Source document:
Segment Open
Abrocitinib received Breakthrough Therapy designation from the FDA for the treatment of patients with moderate to severe AD in February 2018.

Results from the second pivotal trial for abrocitinib reinforce the potential symptom relief that this Janus kinase 1 (JAK1) inhibitor offers patients living with moderate to severe atopic dermatitis (AD).

Abrocitinib is an investigational oral once-daily JAK1 inhibitor being studied in patients aged 12 and older with moderate to severe AD.  The new findings appear in JAMA Dermatology.

Consistent with the first Phase 3 monotherapy study (JADE MONO-1), both doses of abrocitinib from the second Phase 3 study (JADE MONO-2) met all co-primary and key secondary endpoints and were generally well tolerated.

“We are hopeful that these findings, should abrocitinib be approved, will translate into meaningful improvements for patients who face daily challenges with this disease,” says Michael Corbo, PhD, Chief Development Officer, Inflammation & Immunology, Pfizer Global Product Development, in a news release.

JADE MONO-2 Trial Design

JADE MONO-2 was a randomized, double-blind, placebo-controlled, parallel-group study designed to evaluate the efficacy and safety of two doses (100mg and 200mg once daily) of abrocitinib monotherapy over 12 weeks. A total of 391 subjects with moderate to severe atopic dermatitis were randomized to abrocitinib 200mg, abrocitinib 100mg, and placebo in the trial.

Efficacy endpoints evaluated measures of improvements in skin clearance, disease extent and severity, and itch. The co-primary study endpoints in JADE MONO-2 were the proportion of patients who achieved an Investigator Global Assessment (IGA) score of clear (0) or almost clear (1) skin and two-point or greater improvement relative to baseline at Week 12 or at least a 75% or greater change from baseline in their Eczema Area and Severity Index (EASI) score at Week 12.
Segment Closed
Document structure recognition data
Segment Open
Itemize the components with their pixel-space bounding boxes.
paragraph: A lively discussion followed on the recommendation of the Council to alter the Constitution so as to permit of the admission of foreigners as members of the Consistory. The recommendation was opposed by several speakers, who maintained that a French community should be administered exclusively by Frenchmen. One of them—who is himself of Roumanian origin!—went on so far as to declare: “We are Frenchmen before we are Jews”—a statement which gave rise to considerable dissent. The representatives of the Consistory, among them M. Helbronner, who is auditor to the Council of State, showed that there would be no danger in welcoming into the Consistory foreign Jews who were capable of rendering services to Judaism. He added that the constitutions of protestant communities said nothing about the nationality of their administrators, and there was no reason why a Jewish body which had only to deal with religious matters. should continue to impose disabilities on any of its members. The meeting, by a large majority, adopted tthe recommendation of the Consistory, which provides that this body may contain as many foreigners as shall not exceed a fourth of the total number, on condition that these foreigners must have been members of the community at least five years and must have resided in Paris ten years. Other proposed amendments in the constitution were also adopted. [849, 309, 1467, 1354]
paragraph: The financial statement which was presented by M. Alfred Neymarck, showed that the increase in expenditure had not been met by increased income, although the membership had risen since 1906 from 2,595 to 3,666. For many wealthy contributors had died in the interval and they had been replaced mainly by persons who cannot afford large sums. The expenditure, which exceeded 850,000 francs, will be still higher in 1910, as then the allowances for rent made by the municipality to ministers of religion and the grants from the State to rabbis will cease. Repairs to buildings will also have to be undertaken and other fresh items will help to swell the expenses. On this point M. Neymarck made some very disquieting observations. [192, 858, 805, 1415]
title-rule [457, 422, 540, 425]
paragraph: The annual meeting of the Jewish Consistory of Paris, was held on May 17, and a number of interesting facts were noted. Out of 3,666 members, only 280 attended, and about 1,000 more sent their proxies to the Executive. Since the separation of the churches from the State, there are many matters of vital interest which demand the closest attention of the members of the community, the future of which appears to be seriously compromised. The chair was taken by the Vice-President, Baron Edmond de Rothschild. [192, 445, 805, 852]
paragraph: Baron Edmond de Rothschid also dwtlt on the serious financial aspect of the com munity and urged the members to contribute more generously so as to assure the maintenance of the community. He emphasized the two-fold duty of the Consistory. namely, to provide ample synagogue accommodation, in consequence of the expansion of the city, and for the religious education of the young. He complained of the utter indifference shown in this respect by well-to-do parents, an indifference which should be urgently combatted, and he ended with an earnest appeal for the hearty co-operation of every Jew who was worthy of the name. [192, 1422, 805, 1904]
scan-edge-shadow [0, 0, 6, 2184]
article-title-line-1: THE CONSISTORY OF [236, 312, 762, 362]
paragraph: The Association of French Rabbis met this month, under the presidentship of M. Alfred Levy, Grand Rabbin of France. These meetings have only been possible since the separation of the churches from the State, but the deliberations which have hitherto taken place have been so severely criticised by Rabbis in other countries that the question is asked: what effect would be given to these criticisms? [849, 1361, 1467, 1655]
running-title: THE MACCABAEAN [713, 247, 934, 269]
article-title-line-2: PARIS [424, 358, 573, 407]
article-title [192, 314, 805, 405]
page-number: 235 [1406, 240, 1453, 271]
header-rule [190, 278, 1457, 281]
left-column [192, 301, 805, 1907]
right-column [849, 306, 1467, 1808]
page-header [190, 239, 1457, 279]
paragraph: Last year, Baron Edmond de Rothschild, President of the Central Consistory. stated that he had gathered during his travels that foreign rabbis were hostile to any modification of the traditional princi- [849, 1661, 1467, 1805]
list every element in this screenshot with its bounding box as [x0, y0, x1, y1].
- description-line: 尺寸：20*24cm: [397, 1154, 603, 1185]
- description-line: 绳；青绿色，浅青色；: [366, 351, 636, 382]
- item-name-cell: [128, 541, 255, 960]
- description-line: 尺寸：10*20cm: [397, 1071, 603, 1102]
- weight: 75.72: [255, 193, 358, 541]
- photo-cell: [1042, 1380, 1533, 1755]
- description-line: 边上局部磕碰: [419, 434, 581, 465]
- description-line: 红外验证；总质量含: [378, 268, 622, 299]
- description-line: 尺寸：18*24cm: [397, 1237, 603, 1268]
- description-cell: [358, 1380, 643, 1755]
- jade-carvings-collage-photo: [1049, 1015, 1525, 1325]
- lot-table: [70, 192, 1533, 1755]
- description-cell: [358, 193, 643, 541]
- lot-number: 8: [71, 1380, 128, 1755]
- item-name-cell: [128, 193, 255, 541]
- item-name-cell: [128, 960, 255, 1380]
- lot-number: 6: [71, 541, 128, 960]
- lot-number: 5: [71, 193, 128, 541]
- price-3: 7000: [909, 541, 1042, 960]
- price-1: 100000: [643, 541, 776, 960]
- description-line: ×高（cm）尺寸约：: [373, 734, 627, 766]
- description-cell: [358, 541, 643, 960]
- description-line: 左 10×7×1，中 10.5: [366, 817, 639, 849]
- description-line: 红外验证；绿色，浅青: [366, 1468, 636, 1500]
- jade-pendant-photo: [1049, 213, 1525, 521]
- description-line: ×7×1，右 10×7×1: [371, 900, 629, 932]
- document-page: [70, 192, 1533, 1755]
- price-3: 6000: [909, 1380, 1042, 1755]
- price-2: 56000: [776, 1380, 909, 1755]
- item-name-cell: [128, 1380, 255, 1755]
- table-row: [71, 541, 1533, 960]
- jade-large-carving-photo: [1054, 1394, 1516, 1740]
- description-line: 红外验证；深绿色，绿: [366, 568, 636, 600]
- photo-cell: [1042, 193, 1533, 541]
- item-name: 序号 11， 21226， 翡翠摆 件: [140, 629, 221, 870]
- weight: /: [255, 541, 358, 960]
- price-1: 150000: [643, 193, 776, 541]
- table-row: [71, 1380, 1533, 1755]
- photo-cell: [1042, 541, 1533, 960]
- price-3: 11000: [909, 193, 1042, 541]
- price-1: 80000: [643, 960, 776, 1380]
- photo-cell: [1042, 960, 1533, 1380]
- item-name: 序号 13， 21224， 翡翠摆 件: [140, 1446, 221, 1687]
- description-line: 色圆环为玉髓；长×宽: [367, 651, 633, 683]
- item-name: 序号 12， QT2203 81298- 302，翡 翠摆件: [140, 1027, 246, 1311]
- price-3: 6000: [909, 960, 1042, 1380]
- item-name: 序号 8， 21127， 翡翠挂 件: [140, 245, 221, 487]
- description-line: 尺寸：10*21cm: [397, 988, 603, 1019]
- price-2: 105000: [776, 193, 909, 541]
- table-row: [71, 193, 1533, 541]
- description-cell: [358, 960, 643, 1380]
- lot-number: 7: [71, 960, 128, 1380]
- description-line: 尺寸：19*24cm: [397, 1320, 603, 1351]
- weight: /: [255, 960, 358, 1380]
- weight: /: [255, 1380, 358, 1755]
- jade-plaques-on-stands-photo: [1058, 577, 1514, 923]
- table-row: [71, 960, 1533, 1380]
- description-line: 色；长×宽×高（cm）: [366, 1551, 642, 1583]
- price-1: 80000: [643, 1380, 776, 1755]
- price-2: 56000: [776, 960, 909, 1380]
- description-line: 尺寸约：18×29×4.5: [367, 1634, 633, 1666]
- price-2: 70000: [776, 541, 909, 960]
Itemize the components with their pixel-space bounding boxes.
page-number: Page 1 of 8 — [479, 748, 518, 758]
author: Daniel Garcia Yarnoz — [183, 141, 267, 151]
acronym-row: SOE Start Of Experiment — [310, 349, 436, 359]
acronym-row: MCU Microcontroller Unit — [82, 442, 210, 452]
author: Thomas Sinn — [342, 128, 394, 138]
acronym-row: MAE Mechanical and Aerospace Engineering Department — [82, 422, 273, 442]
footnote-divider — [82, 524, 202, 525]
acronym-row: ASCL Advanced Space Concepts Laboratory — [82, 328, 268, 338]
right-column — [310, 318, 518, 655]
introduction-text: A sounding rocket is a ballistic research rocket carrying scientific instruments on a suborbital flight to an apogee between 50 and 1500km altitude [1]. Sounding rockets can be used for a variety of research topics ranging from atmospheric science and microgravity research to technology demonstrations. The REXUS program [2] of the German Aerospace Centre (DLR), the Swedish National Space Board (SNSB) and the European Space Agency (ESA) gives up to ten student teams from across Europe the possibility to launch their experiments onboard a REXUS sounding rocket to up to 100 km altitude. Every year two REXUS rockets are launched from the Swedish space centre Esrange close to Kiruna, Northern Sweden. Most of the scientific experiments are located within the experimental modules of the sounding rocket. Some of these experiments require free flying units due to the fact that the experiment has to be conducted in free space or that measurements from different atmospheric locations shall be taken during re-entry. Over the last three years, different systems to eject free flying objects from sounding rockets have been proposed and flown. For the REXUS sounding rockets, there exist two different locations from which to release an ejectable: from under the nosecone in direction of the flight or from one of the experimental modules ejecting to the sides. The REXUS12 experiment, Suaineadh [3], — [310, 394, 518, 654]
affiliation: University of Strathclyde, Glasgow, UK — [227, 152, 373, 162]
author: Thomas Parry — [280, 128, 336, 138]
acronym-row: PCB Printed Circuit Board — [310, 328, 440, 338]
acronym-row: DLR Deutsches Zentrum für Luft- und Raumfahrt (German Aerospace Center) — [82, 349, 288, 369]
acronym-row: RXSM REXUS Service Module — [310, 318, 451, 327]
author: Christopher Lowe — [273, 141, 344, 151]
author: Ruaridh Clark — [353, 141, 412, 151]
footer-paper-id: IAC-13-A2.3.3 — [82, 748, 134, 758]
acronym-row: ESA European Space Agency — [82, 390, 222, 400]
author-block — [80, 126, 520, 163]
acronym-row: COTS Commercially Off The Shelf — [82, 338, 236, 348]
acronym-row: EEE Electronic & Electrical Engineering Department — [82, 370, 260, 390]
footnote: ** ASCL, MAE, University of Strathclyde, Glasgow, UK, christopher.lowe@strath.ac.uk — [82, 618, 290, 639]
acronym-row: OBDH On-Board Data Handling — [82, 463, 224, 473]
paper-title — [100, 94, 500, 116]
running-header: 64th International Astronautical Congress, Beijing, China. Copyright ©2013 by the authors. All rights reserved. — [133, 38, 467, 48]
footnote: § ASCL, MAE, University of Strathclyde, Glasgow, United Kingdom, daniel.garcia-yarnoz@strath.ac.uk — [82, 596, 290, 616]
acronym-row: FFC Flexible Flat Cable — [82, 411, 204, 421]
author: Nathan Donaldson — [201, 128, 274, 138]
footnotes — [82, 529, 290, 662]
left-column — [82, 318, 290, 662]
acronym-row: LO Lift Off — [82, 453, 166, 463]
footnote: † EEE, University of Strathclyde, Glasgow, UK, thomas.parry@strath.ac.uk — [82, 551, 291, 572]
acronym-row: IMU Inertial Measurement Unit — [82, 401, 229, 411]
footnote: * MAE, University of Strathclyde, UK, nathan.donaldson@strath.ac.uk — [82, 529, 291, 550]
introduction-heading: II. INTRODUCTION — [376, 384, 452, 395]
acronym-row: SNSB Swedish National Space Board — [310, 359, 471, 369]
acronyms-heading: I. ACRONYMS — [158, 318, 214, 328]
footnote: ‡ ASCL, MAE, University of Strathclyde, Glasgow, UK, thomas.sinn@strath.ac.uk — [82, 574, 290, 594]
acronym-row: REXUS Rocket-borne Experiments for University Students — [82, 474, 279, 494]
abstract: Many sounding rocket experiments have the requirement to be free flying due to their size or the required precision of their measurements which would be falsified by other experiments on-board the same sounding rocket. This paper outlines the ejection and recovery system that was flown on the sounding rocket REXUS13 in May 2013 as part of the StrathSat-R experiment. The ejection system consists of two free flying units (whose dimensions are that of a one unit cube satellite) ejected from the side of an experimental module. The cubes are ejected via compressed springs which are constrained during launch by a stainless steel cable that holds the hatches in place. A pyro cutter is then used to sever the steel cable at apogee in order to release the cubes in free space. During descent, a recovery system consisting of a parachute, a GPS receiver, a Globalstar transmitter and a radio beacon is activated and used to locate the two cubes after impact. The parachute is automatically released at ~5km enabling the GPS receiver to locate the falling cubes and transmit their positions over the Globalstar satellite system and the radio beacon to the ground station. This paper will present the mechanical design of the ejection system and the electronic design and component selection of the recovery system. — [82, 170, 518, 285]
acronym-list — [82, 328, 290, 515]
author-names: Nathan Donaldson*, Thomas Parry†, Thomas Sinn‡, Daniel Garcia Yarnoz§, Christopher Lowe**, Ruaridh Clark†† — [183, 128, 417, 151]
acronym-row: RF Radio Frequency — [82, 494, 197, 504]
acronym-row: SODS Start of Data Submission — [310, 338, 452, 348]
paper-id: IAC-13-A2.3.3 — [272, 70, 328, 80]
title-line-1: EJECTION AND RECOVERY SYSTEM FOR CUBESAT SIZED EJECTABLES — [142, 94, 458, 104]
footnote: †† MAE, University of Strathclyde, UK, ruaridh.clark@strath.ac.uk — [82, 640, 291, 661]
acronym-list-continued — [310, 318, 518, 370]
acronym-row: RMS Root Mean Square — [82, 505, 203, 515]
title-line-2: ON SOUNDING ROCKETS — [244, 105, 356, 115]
Segment Closed
Apply what you read:
**A.** Duplicate the passage of the abrocitinib article starting at "Abrocitinib received Breakthrough" and ending at "generally well tolerated.".
**B.** Pick up the abrocitinib article after its last sentence and keep writing it.
The listing is separate material and is not part of the abrocitinib article.

Exercise responses:
**A.**
Abrocitinib received Breakthrough Therapy designation from the FDA for the treatment of patients with moderate to severe AD in February 2018.

Results from the second pivotal trial for abrocitinib reinforce the potential symptom relief that this Janus kinase 1 (JAK1) inhibitor offers patients living with moderate to severe atopic dermatitis (AD).

Abrocitinib is an investigational oral once-daily JAK1 inhibitor being studied in patients aged 12 and older with moderate to severe AD.  The new findings appear in JAMA Dermatology.

Consistent with the first Phase 3 monotherapy study (JADE MONO-1), both doses of abrocitinib from the second Phase 3 study (JADE MONO-2) met all co-primary and key secondary endpoints and were generally well tolerated.

**B.**
The key secondary endpoint was the proportion of patients achieving a four-point or larger reduction in itch severity measured with the Peak Pruritus Numerical Rating Scale (PP-NRS) at Weeks 2, 4, and 12. The proportion of patients who achieved a 90% or greater change from baseline in EASI score at Week 12 was included as a secondary endpoint.

JADE MONO-2 Study Efficacy Results

By Week 12, a greater proportion of patients on either dose of abrocitinib achieved the IGA, EASI-75, PP-NRS, and EASI-90 responses compared to those on placebo. The following co-primary efficacy and secondary endpoint results were seen at Week 12:

The proportion of patients achieving the IGA, EASI-75, PP-NRS, and EASI-90 responses were higher for abrocitinib treatment at each time point compared with placebo from Week 2 to Week 12, with responses seen as early as Week 2. Similar to JADE MONO 1, significant IGA, EASI-75, and PP-NRS responses were observed from Week 2 through Week 12.

JADE MONO-2 Study Safety Results

The most frequently reported treatment-emergent adverse events were nausea, nasopharyngitis, and AD in the abrocitinib 200mg, abrocitinib 100mg, and placebo groups, respectively.

Observed serious adverse events that were considered related to treatment were reported for two patients in the abrocitinib 100mg group (herpangina and pneumonia) and one patient with two events in the placebo group (eczema herpeticum and staphylococcal infection). There were no serious treatment-related adverse events in the 200mg group.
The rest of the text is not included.